§ **Task to carry out**
Copy the records below without any change, from the line containing "128, 2096, 208]" through the line containing "152, 1927, 191]", with both of those lines included.

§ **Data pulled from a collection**
⟨

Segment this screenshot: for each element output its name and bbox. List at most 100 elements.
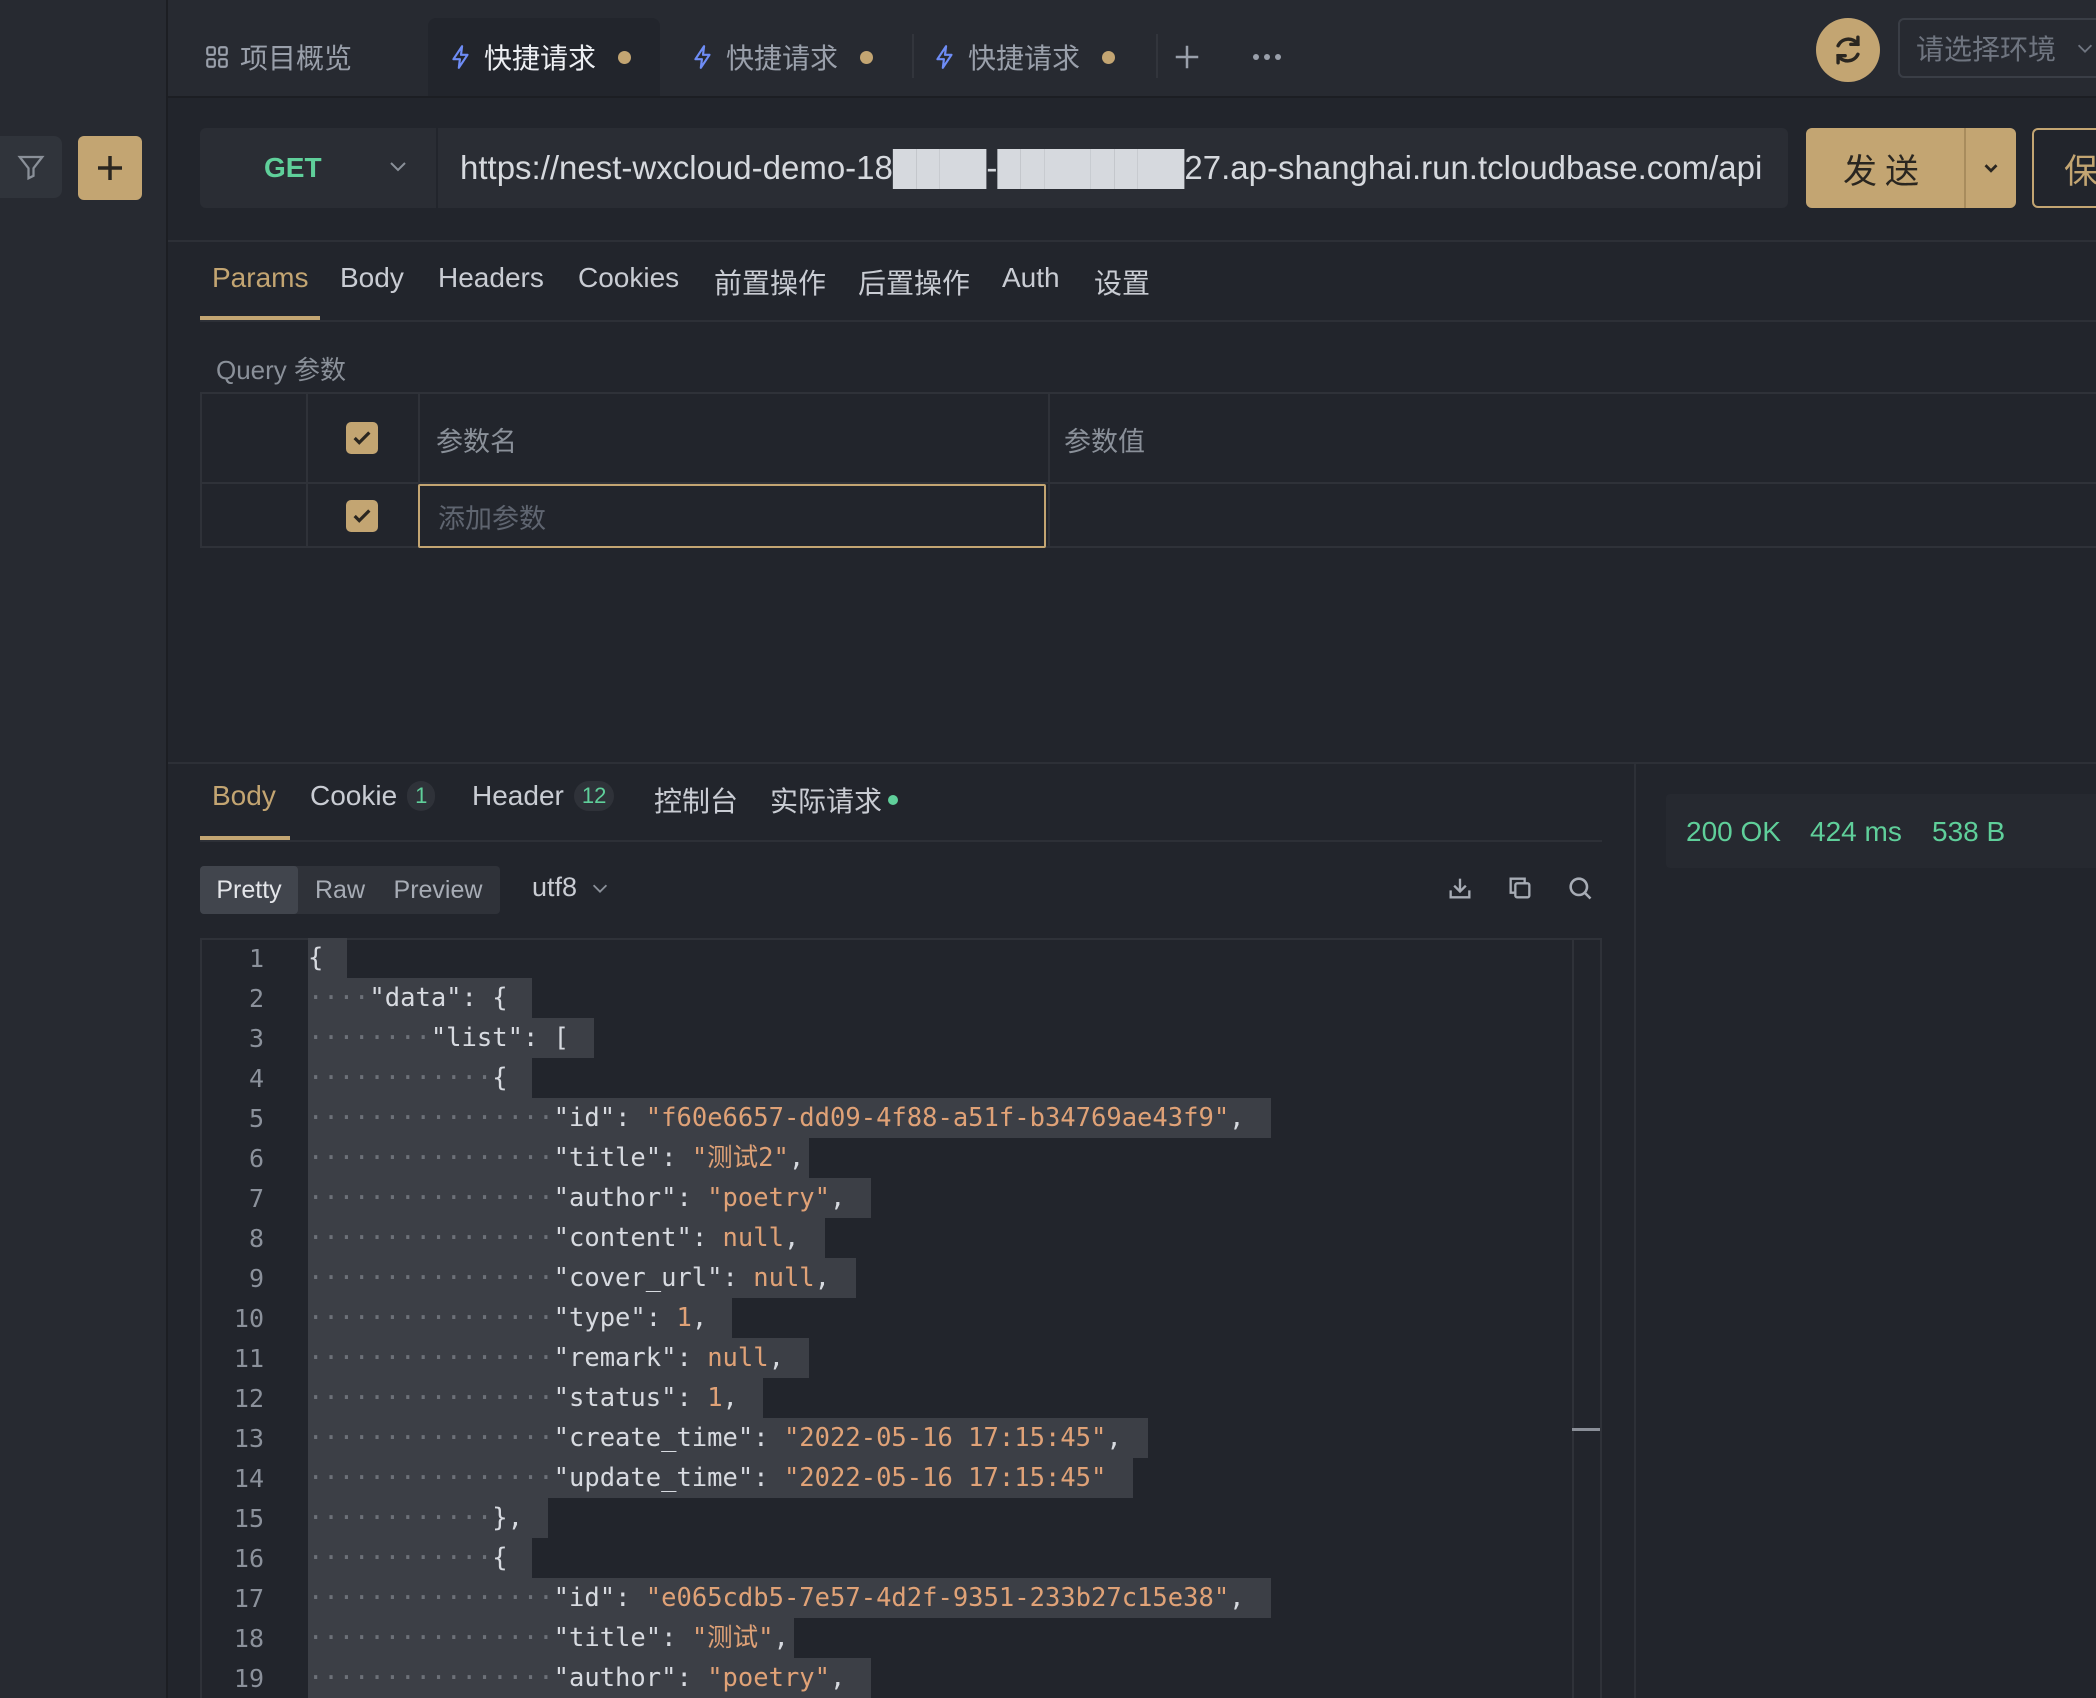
save-button[interactable]: 保	[2032, 128, 2096, 208]
environment-placeholder: 请选择环境	[1916, 34, 2057, 65]
line-number: 17	[233, 1584, 264, 1613]
tab-label: Body	[212, 780, 276, 811]
divider	[1634, 764, 1636, 1698]
count-badge: 12	[573, 781, 615, 811]
url-input[interactable]: https://nest-wxcloud-demo-18████-███████…	[436, 128, 1788, 208]
add-item-button[interactable]	[78, 136, 142, 200]
code-line: ················"type": 1,	[308, 1303, 708, 1333]
code-line: ············},	[308, 1503, 523, 1533]
tab-quick-request-1[interactable]: 快捷请求	[428, 18, 660, 96]
line-number: 11	[233, 1344, 264, 1373]
add-param-placeholder: 添加参数	[438, 503, 546, 534]
tab-divider	[1156, 34, 1158, 78]
code-lines: 1 {2 ····"data": {3 ········"list": [4 ·····…	[200, 938, 1572, 1698]
method-label: GET	[264, 152, 322, 183]
download-button[interactable]	[1446, 874, 1474, 907]
query-section-label: Query 参数	[216, 355, 347, 385]
param-row-checkbox[interactable]	[346, 500, 378, 532]
response-tab-actual-request[interactable]: 实际请求	[770, 780, 899, 820]
line-number: 13	[233, 1424, 264, 1453]
code-line: ················"id": "e065cdb5-7e57-4d2…	[308, 1583, 1245, 1613]
chevron-down-icon	[592, 884, 608, 893]
tab-quick-request-2[interactable]: 快捷请求	[690, 18, 890, 96]
line-number: 12	[233, 1384, 264, 1413]
response-tab-console[interactable]: 控制台	[654, 780, 738, 820]
line-number: 6	[248, 1144, 264, 1173]
unsaved-dot	[860, 50, 874, 64]
bolt-icon	[690, 43, 716, 71]
tab-label: 快捷请求	[968, 43, 1081, 74]
view-preview-button[interactable]: Preview	[382, 866, 494, 914]
copy-button[interactable]	[1506, 874, 1534, 907]
plus-icon	[1175, 45, 1199, 69]
response-tab-cookie[interactable]: Cookie 1	[310, 780, 436, 812]
method-select[interactable]: GET	[200, 128, 436, 208]
tab-pre-actions[interactable]: 前置操作	[714, 262, 826, 302]
send-options-button[interactable]	[1964, 128, 2016, 208]
line-number: 4	[248, 1064, 264, 1093]
line-number: 5	[248, 1104, 264, 1133]
code-line: ········"list": [	[308, 1023, 570, 1053]
code-line: ················"id": "f60e6657-dd09-4f8…	[308, 1103, 1245, 1133]
view-pretty-button[interactable]: Pretty	[200, 866, 298, 914]
send-label: 发送	[1843, 152, 1927, 191]
code-line: ················"author": "poetry",	[308, 1663, 846, 1693]
more-tabs-button[interactable]	[1252, 18, 1288, 96]
line-number: 7	[248, 1184, 264, 1213]
param-name-header: 参数名	[436, 427, 517, 457]
tab-settings[interactable]: 设置	[1094, 262, 1150, 302]
tab-cookies[interactable]: Cookies	[578, 262, 679, 294]
line-number: 18	[233, 1624, 264, 1653]
filter-button[interactable]	[0, 136, 62, 198]
bolt-icon	[932, 43, 958, 71]
more-icon	[1253, 54, 1281, 60]
search-button[interactable]	[1566, 874, 1594, 907]
line-number: 2	[248, 984, 264, 1013]
line-number: 19	[233, 1664, 264, 1693]
tab-project-overview[interactable]: 项目概览	[204, 18, 424, 96]
tab-label: 快捷请求	[484, 43, 597, 74]
unsaved-dot	[618, 50, 632, 64]
select-all-checkbox[interactable]	[346, 422, 378, 454]
code-line: ············{	[308, 1063, 508, 1093]
tab-params[interactable]: Params	[212, 262, 308, 294]
code-line: {	[308, 943, 324, 973]
code-line: ················"content": null,	[308, 1223, 800, 1253]
sync-button[interactable]	[1816, 18, 1880, 82]
search-icon	[1569, 877, 1592, 900]
line-number: 9	[248, 1264, 264, 1293]
code-line: ················"author": "poetry",	[308, 1183, 846, 1213]
line-number: 8	[248, 1224, 264, 1253]
code-line: ················"cover_url": null,	[308, 1263, 831, 1293]
new-tab-button[interactable]	[1172, 18, 1202, 96]
tab-body[interactable]: Body	[340, 262, 404, 294]
tab-divider	[912, 34, 914, 78]
tab-quick-request-3[interactable]: 快捷请求	[932, 18, 1132, 96]
status-dot	[888, 795, 899, 805]
code-line: ····"data": {	[308, 983, 508, 1013]
divider	[200, 320, 2096, 322]
environment-select[interactable]: 请选择环境	[1898, 18, 2096, 78]
editor-scrollbar-track	[1572, 940, 1574, 1698]
tab-post-actions[interactable]: 后置操作	[858, 262, 970, 302]
code-line: ················"create_time": "2022-05-…	[308, 1423, 1122, 1453]
code-line: ················"title": "测试",	[308, 1623, 789, 1653]
response-size: 538 B	[1932, 816, 2006, 847]
chevron-down-icon	[2077, 44, 2093, 53]
send-button[interactable]: 发送	[1806, 128, 1964, 208]
line-number: 1	[248, 944, 264, 973]
add-param-input[interactable]: 添加参数	[418, 484, 1046, 548]
response-tab-header[interactable]: Header 12	[472, 780, 615, 812]
divider	[168, 240, 2096, 242]
code-line: ············{	[308, 1543, 508, 1573]
encoding-select[interactable]: utf8	[532, 872, 611, 903]
line-number: 14	[233, 1464, 264, 1493]
editor-scrollbar-thumb[interactable]	[1572, 1428, 1600, 1431]
tab-headers[interactable]: Headers	[438, 262, 544, 294]
response-tab-body[interactable]: Body	[212, 780, 276, 812]
url-text: https://nest-wxcloud-demo-18████-███████…	[460, 149, 1763, 186]
unsaved-dot	[1102, 50, 1116, 64]
tab-auth[interactable]: Auth	[1002, 262, 1060, 294]
view-raw-button[interactable]: Raw	[304, 866, 376, 914]
check-icon	[353, 431, 371, 445]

⟩

§ **Solution to this task**
save-button[interactable]: 保	[2032, 128, 2096, 208]
environment-placeholder: 请选择环境	[1916, 34, 2057, 65]
line-number: 17	[233, 1584, 264, 1613]
tab-label: Body	[212, 780, 276, 811]
divider	[1634, 764, 1636, 1698]
count-badge: 12	[573, 781, 615, 811]
url-input[interactable]: https://nest-wxcloud-demo-18████-███████…	[436, 128, 1788, 208]
add-item-button[interactable]	[78, 136, 142, 200]
code-line: ················"type": 1,	[308, 1303, 708, 1333]
code-line: ············},	[308, 1503, 523, 1533]
tab-quick-request-1[interactable]: 快捷请求	[428, 18, 660, 96]
line-number: 11	[233, 1344, 264, 1373]
add-param-placeholder: 添加参数	[438, 503, 546, 534]
tab-divider	[1156, 34, 1158, 78]
code-lines: 1 {2 ····"data": {3 ········"list": [4 ·····…	[200, 938, 1572, 1698]
method-label: GET	[264, 152, 322, 183]
download-button[interactable]	[1446, 874, 1474, 907]
query-section-label: Query 参数	[216, 355, 347, 385]
param-row-checkbox[interactable]	[346, 500, 378, 532]
response-tab-actual-request[interactable]: 实际请求	[770, 780, 899, 820]
line-number: 13	[233, 1424, 264, 1453]
code-line: ················"id": "e065cdb5-7e57-4d2…	[308, 1583, 1245, 1613]
chevron-down-icon	[592, 884, 608, 893]
tab-quick-request-2[interactable]: 快捷请求	[690, 18, 890, 96]
line-number: 12	[233, 1384, 264, 1413]
response-tab-console[interactable]: 控制台	[654, 780, 738, 820]
line-number: 6	[248, 1144, 264, 1173]
unsaved-dot	[860, 50, 874, 64]
bolt-icon	[690, 43, 716, 71]
tab-label: 快捷请求	[968, 43, 1081, 74]
view-preview-button[interactable]: Preview	[382, 866, 494, 914]
copy-button[interactable]	[1506, 874, 1534, 907]
plus-icon	[1175, 45, 1199, 69]
response-tab-cookie[interactable]: Cookie 1	[310, 780, 436, 812]
method-select[interactable]: GET	[200, 128, 436, 208]
tab-pre-actions[interactable]: 前置操作	[714, 262, 826, 302]
send-options-button[interactable]	[1964, 128, 2016, 208]
line-number: 4	[248, 1064, 264, 1093]
line-number: 5	[248, 1104, 264, 1133]
code-line: ········"list": [	[308, 1023, 570, 1053]
code-line: ················"id": "f60e6657-dd09-4f8…	[308, 1103, 1245, 1133]
view-pretty-button[interactable]: Pretty	[200, 866, 298, 914]
send-label: 发送	[1843, 152, 1927, 191]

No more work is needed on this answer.